Task objective:
Return the listing below word for word.

---

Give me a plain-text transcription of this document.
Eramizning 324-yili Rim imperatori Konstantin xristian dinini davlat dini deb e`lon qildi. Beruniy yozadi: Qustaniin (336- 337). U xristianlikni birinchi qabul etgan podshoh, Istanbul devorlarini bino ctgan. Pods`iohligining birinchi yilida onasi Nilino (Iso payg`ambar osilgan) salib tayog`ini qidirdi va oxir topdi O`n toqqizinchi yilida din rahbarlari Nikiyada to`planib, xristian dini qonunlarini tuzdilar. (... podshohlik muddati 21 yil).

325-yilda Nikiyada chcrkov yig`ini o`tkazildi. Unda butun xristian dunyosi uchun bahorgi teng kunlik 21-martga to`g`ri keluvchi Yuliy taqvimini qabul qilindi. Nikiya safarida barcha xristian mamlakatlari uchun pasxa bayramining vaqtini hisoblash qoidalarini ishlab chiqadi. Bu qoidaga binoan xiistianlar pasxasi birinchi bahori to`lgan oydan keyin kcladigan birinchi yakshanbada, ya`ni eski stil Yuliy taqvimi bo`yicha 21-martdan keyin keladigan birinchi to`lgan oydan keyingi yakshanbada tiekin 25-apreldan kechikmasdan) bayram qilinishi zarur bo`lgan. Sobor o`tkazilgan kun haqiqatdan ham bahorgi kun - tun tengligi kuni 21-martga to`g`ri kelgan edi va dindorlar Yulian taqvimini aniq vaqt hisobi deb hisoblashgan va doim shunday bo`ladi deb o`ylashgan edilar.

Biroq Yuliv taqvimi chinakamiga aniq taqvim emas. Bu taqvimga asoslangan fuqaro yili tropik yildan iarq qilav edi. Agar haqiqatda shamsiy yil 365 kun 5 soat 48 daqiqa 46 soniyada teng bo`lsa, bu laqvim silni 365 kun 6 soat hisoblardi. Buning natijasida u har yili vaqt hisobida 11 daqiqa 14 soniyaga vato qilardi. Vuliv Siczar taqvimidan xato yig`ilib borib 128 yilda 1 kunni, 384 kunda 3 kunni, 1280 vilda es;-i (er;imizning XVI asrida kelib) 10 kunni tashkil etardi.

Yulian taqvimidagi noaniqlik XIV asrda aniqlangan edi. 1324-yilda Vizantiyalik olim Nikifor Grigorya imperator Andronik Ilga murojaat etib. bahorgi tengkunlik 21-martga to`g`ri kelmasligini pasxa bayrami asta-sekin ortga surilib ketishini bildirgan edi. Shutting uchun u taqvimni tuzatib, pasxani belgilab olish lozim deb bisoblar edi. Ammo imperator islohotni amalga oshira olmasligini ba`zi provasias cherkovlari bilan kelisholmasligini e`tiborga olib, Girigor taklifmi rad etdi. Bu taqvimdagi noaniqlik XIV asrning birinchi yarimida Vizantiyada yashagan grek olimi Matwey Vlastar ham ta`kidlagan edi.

---

The output:
Give me a plain-text transcription of this document.
Eramizning 324-yili Rim imperatori Konstantin xristian dinini davlat dini deb e`lon qildi. Beruniy yozadi: Qustaniin (336- 337). U xristianlikni birinchi qabul etgan podshoh, Istanbul devorlarini bino ctgan. Pods`iohligining birinchi yilida onasi Nilino (Iso payg`ambar osilgan) salib tayog`ini qidirdi va oxir topdi O`n toqqizinchi yilida din rahbarlari Nikiyada to`planib, xristian dini qonunlarini tuzdilar. (... podshohlik muddati 21 yil).

325-yilda Nikiyada chcrkov yig`ini o`tkazildi. Unda butun xristian dunyosi uchun bahorgi teng kunlik 21-martga to`g`ri keluvchi Yuliy taqvimini qabul qilindi. Nikiya safarida barcha xristian mamlakatlari uchun pasxa bayramining vaqtini hisoblash qoidalarini ishlab chiqadi. Bu qoidaga binoan xiistianlar pasxasi birinchi bahori to`lgan oydan keyin kcladigan birinchi yakshanbada, ya`ni eski stil Yuliy taqvimi bo`yicha 21-martdan keyin keladigan birinchi to`lgan oydan keyingi yakshanbada tiekin 25-apreldan kechikmasdan) bayram qilinishi zarur bo`lgan. Sobor o`tkazilgan kun haqiqatdan ham bahorgi kun - tun tengligi kuni 21-martga to`g`ri kelgan edi va dindorlar Yulian taqvimini aniq vaqt hisobi deb hisoblashgan va doim shunday bo`ladi deb o`ylashgan edilar.

Biroq Yuliv taqvimi chinakamiga aniq taqvim emas. Bu taqvimga asoslangan fuqaro yili tropik yildan iarq qilav edi. Agar haqiqatda shamsiy yil 365 kun 5 soat 48 daqiqa 46 soniyada teng bo`lsa, bu laqvim silni 365 kun 6 soat hisoblardi. Buning natijasida u har yili vaqt hisobida 11 daqiqa 14 soniyaga vato qilardi. Vuliv Siczar taqvimidan xato yig`ilib borib 128 yilda 1 kunni, 384 kunda 3 kunni, 1280 vilda es;-i (er;imizning XVI asrida kelib) 10 kunni tashkil etardi.

Yulian taqvimidagi noaniqlik XIV asrda aniqlangan edi. 1324-yilda Vizantiyalik olim Nikifor Grigorya imperator Andronik Ilga murojaat etib. bahorgi tengkunlik 21-martga to`g`ri kelmasligini pasxa bayrami asta-sekin ortga surilib ketishini bildirgan edi. Shutting uchun u taqvimni tuzatib, pasxani belgilab olish lozim deb bisoblar edi. Ammo imperator islohotni amalga oshira olmasligini ba`zi provasias cherkovlari bilan kelisholmasligini e`tiborga olib, Girigor taklifmi rad etdi. Bu taqvimdagi noaniqlik XIV asrning birinchi yarimida Vizantiyada yashagan grek olimi Matwey Vlastar ham ta`kidlagan edi.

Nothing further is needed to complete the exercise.